**SOURCE MATERIAL**

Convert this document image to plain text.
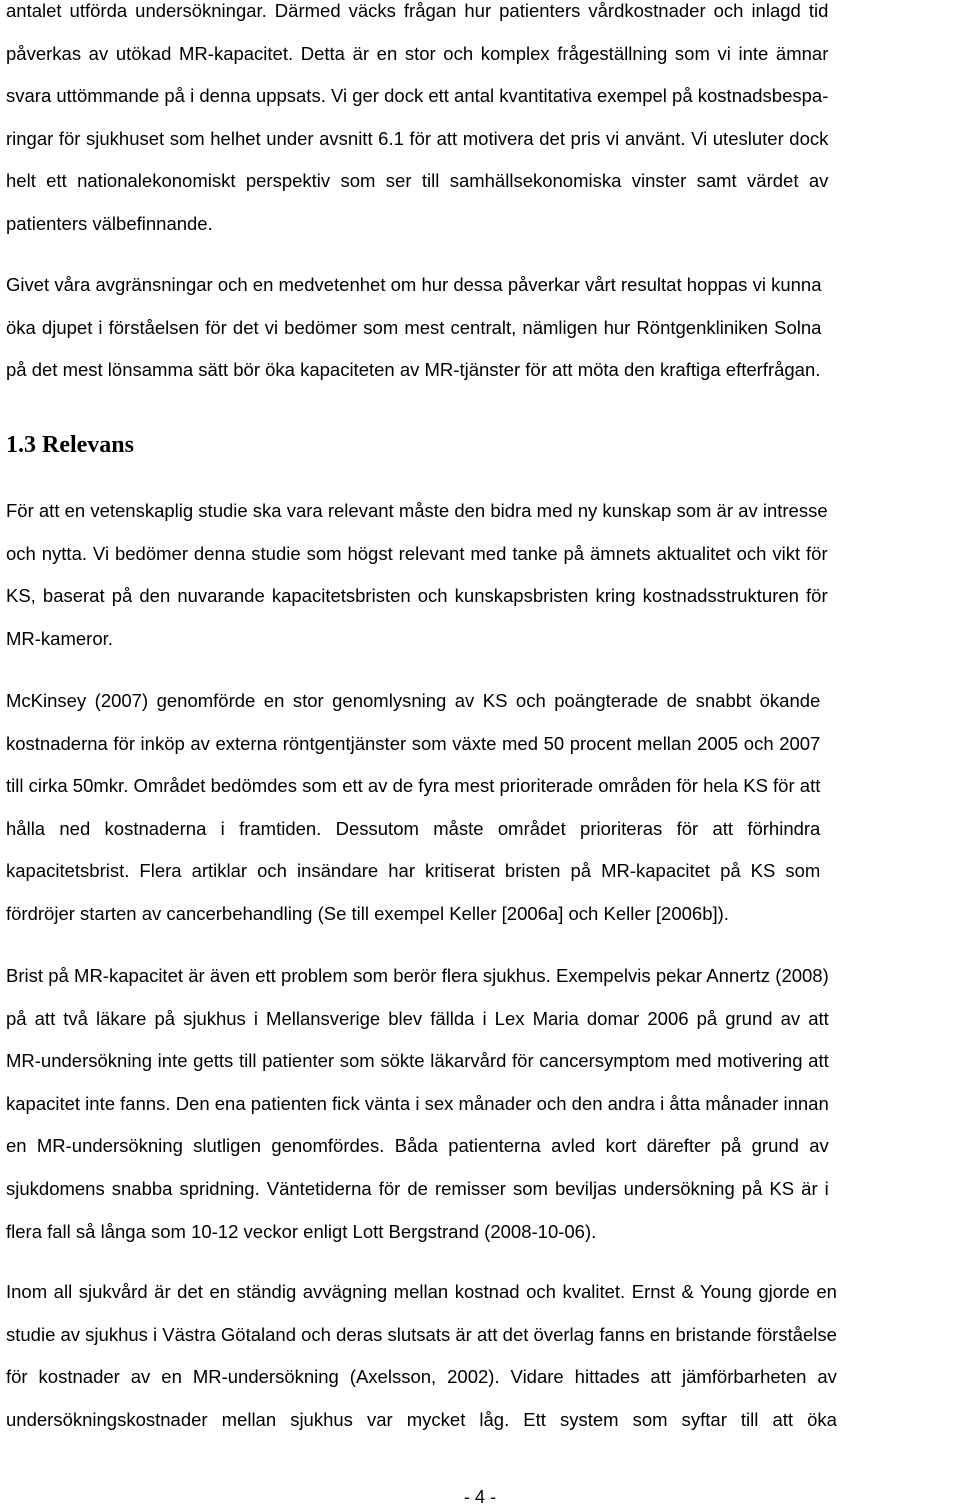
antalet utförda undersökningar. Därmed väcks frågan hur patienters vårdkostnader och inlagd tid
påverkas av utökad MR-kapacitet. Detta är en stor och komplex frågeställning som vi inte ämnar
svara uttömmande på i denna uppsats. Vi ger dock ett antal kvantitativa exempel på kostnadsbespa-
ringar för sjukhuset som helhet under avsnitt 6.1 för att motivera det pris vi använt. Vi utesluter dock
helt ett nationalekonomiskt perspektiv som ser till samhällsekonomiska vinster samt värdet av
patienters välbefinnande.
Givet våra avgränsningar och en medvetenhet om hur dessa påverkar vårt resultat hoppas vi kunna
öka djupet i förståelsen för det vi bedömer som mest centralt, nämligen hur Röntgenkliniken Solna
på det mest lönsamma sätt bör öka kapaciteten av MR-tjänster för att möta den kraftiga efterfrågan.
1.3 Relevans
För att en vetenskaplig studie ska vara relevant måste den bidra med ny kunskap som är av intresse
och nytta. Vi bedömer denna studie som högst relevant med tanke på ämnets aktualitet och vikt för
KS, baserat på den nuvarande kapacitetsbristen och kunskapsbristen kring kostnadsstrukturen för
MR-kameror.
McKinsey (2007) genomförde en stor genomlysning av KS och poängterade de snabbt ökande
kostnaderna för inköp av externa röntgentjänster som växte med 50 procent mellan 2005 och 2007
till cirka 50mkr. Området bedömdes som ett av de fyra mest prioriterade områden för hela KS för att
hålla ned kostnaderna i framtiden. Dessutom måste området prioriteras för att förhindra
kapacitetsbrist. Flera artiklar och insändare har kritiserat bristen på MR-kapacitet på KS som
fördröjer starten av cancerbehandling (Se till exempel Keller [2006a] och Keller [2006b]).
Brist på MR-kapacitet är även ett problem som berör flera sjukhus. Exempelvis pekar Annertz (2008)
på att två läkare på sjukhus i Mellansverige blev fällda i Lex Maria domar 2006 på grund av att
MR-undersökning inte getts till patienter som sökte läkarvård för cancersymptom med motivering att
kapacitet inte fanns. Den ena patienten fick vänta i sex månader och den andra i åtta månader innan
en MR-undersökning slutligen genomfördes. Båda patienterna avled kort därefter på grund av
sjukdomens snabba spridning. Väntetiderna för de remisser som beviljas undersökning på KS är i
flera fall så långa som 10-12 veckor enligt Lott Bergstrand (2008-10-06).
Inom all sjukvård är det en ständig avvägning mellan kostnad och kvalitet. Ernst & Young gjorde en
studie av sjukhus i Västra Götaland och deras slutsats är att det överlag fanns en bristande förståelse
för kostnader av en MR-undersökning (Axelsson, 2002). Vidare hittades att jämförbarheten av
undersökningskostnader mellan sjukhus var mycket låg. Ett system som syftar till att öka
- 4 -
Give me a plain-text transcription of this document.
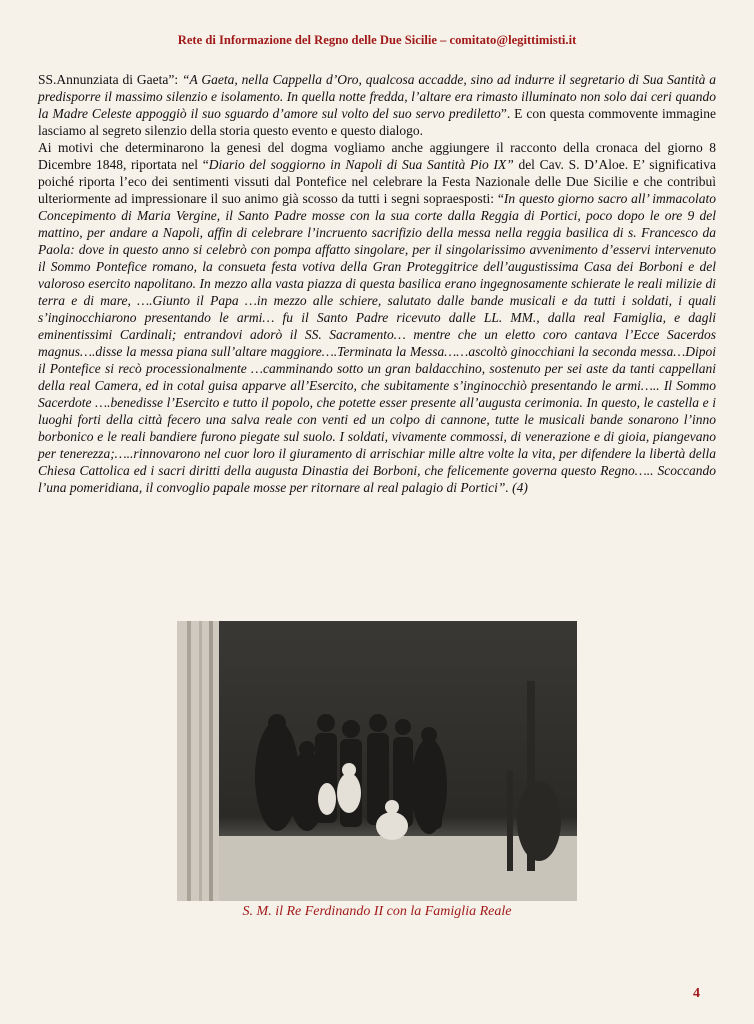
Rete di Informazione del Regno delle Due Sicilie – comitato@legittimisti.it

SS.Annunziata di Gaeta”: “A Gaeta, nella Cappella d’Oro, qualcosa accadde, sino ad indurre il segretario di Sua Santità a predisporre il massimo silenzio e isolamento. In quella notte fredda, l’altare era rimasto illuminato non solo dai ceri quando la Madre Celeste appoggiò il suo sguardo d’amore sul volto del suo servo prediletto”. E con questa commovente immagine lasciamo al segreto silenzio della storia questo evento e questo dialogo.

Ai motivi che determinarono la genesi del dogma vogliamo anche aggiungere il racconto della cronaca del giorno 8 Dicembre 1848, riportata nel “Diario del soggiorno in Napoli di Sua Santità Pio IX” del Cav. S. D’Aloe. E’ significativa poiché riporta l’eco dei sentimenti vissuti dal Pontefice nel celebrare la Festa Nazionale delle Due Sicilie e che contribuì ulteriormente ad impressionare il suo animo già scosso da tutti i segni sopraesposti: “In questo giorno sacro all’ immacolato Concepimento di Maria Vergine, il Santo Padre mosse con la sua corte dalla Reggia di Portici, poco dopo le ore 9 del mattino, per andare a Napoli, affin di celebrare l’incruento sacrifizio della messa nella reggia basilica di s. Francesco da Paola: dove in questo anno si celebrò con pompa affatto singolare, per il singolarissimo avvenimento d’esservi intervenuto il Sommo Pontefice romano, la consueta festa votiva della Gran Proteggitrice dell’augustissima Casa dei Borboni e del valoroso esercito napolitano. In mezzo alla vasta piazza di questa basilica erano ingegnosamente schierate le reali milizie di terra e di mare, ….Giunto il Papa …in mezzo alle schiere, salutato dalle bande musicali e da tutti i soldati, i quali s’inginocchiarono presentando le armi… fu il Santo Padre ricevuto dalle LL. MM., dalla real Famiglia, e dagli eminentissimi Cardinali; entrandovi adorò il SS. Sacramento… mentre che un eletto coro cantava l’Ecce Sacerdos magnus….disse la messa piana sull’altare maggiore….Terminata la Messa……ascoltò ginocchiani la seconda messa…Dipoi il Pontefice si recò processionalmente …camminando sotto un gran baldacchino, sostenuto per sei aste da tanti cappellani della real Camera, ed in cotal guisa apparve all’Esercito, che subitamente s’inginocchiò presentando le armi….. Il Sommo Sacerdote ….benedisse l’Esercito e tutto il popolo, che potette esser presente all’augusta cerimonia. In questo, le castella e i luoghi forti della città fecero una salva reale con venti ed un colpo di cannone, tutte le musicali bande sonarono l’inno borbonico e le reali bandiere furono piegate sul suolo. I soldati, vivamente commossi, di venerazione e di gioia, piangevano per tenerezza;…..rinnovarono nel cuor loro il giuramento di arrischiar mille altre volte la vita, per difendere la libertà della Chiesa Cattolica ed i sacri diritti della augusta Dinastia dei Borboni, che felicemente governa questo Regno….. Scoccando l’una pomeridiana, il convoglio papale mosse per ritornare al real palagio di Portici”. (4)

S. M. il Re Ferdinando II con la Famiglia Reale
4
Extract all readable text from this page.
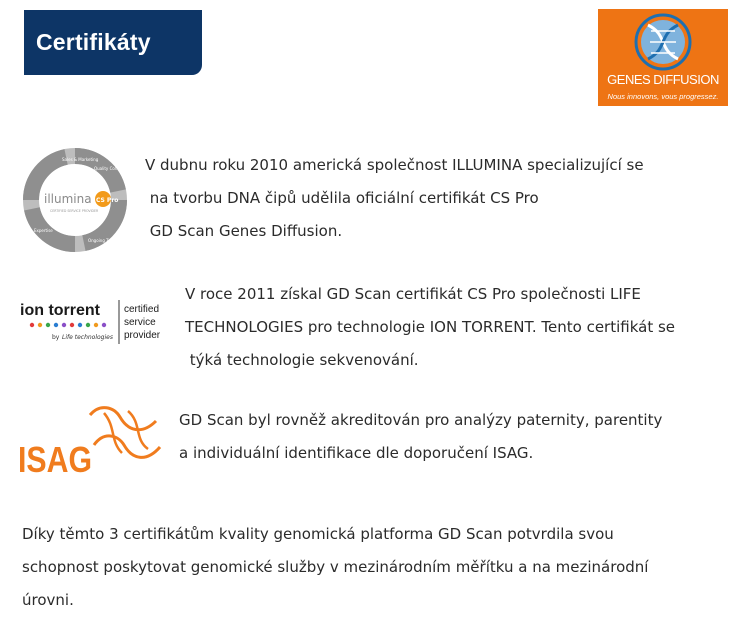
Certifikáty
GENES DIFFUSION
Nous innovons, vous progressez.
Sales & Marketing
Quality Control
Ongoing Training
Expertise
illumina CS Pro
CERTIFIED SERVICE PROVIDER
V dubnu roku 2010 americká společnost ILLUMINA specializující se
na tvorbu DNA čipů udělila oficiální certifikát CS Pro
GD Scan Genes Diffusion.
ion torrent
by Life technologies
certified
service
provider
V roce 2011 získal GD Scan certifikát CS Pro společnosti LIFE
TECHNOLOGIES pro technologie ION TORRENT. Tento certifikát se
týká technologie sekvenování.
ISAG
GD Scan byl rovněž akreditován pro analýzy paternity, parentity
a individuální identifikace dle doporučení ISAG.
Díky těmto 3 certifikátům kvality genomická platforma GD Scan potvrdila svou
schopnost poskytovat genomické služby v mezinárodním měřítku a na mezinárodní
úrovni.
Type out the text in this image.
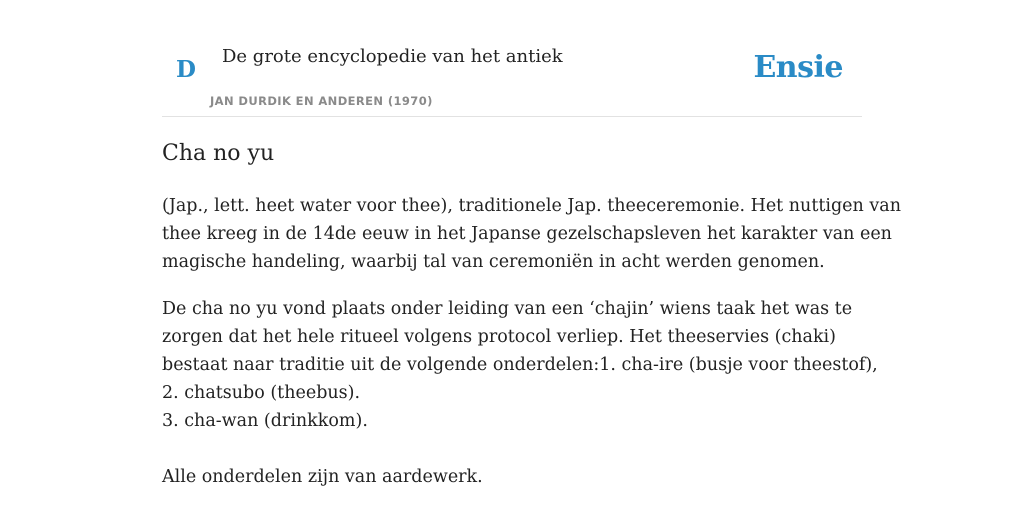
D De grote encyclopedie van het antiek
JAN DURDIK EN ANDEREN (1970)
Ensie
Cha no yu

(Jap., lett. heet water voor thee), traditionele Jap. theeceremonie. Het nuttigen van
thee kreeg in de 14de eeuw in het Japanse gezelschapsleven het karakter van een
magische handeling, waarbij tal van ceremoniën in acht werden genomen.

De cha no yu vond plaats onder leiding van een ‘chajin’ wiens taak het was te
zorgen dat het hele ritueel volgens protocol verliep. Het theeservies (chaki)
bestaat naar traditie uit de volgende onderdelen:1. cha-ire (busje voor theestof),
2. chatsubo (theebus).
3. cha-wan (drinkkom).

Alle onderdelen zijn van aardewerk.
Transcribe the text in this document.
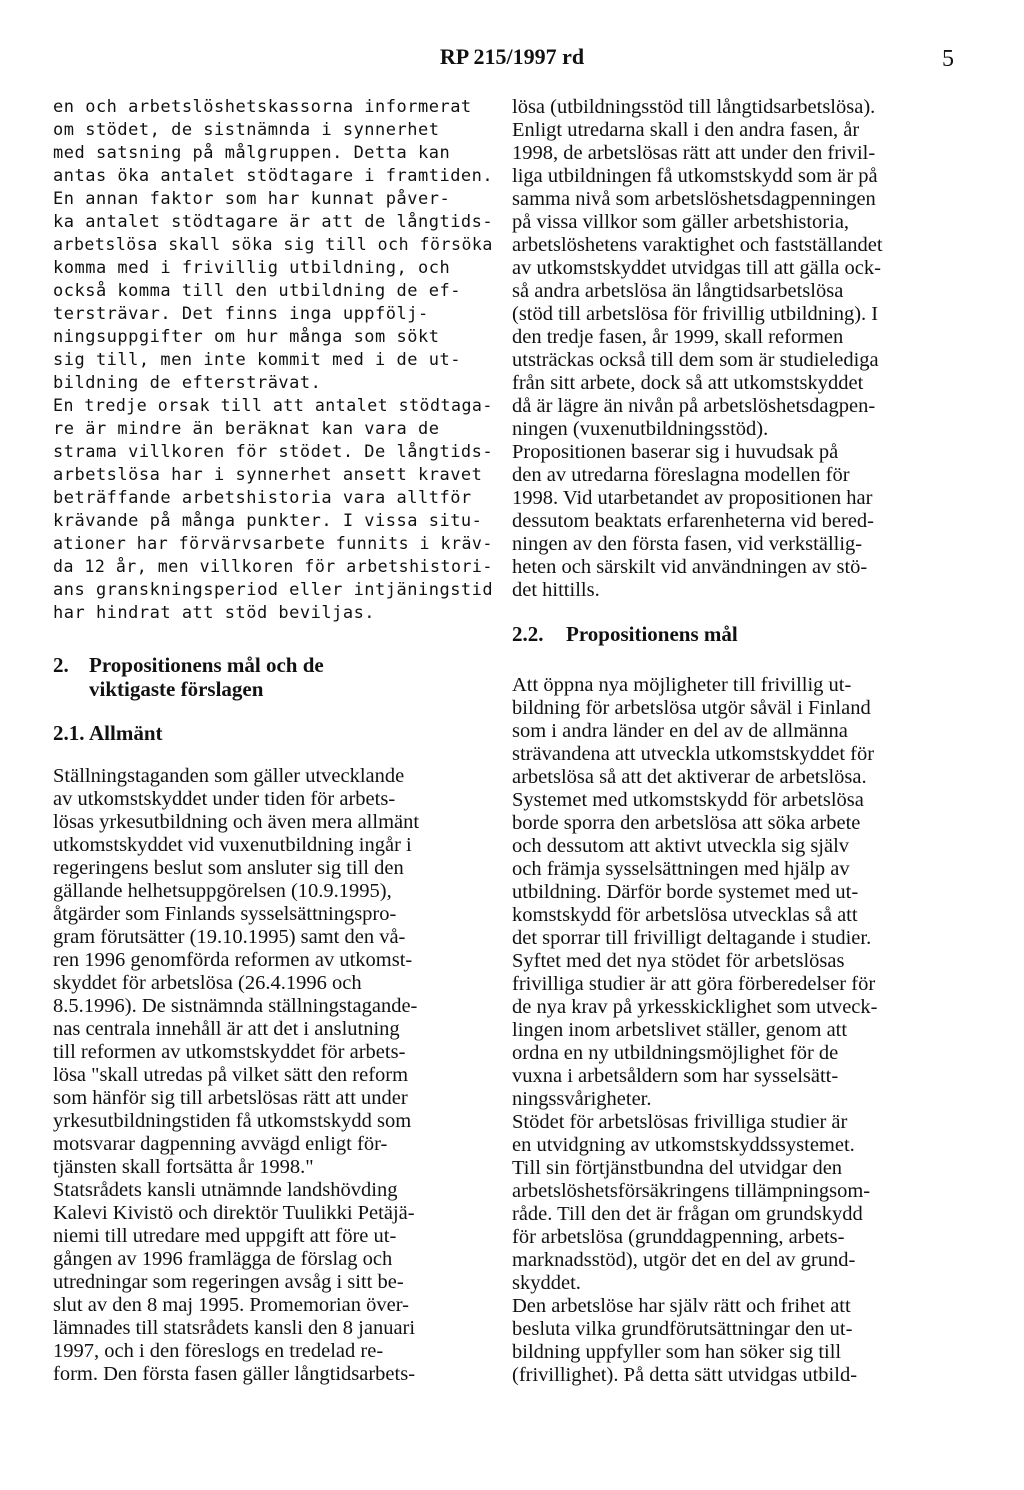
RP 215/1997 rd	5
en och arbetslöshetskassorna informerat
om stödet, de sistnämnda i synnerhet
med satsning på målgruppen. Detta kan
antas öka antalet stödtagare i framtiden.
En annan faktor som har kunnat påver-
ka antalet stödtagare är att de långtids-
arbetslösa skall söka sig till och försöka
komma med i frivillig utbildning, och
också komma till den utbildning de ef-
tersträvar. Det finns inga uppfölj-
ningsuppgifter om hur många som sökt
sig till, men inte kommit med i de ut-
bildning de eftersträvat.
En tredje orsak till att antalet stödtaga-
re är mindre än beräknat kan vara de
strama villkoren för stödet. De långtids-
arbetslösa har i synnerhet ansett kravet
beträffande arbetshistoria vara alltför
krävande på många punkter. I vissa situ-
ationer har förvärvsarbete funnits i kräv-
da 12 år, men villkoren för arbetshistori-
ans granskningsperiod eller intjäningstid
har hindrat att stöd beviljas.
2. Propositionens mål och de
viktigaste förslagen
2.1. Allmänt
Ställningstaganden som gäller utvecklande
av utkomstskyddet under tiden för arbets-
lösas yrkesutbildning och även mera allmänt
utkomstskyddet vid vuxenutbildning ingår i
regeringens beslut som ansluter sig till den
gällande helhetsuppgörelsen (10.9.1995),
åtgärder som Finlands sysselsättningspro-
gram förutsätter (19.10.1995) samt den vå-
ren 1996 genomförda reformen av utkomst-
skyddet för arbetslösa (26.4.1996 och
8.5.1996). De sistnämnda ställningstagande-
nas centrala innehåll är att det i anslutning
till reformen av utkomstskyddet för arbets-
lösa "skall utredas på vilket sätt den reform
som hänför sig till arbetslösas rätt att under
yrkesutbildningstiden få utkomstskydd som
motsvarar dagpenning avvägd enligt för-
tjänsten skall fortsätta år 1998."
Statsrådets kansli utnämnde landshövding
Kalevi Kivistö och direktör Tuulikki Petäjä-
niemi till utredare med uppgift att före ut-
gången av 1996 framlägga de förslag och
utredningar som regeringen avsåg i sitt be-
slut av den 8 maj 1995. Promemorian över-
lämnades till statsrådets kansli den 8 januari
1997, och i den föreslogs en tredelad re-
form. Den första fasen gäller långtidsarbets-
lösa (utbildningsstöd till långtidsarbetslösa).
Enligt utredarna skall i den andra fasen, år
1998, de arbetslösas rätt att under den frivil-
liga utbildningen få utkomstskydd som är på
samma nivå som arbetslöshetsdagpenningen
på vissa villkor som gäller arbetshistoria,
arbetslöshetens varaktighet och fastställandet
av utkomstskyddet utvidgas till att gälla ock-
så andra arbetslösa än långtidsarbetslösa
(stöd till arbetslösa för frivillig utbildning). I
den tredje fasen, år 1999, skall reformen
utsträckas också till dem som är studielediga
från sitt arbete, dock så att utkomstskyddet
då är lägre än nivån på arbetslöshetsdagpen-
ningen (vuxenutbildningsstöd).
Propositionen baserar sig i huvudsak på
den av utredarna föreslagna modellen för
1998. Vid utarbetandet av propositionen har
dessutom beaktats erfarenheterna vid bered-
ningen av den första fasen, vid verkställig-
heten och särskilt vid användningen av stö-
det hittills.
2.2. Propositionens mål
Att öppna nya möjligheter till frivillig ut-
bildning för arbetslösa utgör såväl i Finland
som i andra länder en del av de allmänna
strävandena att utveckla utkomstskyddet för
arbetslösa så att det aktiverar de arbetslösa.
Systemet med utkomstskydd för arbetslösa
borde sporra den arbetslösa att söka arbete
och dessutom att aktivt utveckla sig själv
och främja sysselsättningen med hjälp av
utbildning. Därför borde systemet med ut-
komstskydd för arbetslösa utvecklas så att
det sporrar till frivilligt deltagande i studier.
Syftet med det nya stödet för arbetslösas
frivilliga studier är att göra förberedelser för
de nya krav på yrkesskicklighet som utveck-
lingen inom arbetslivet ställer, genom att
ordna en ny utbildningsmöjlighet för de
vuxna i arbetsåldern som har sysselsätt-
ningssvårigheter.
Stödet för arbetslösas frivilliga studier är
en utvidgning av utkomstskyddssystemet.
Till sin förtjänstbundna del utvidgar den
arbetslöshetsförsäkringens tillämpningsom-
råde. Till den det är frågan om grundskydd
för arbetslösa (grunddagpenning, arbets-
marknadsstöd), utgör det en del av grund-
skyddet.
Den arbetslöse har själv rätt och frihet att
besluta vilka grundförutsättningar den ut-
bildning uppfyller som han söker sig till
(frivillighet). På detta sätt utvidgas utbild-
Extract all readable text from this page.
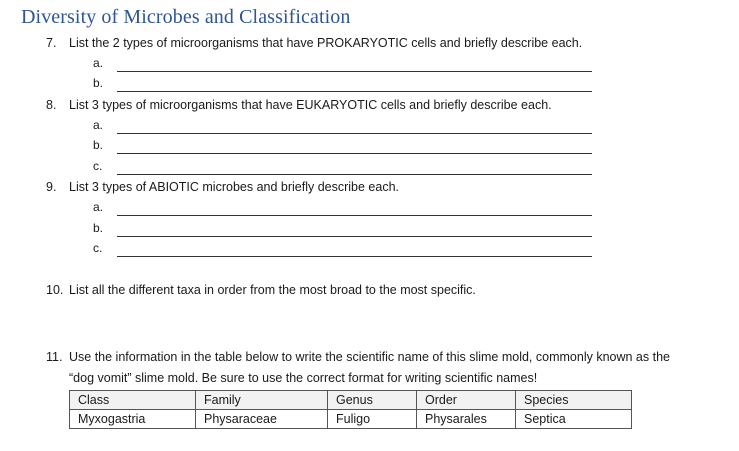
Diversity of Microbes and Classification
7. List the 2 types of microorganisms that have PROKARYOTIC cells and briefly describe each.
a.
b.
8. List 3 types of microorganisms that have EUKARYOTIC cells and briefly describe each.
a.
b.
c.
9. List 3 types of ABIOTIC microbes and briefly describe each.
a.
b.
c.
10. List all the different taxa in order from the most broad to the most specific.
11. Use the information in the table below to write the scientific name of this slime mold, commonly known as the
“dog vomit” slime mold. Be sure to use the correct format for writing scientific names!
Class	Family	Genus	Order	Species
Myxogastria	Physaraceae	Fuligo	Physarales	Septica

**TASK DESCRIPTION**
In the entries above, which lines hold the string "kostnaderna"? Report all of them.

**WRITTEN ANSWER**
kostnaderna för inköp av externa röntgentjänster som växte med 50 procent mellan 2005 och 2007
hålla ned kostnaderna i framtiden. Dessutom måste området prioriteras för att förhindra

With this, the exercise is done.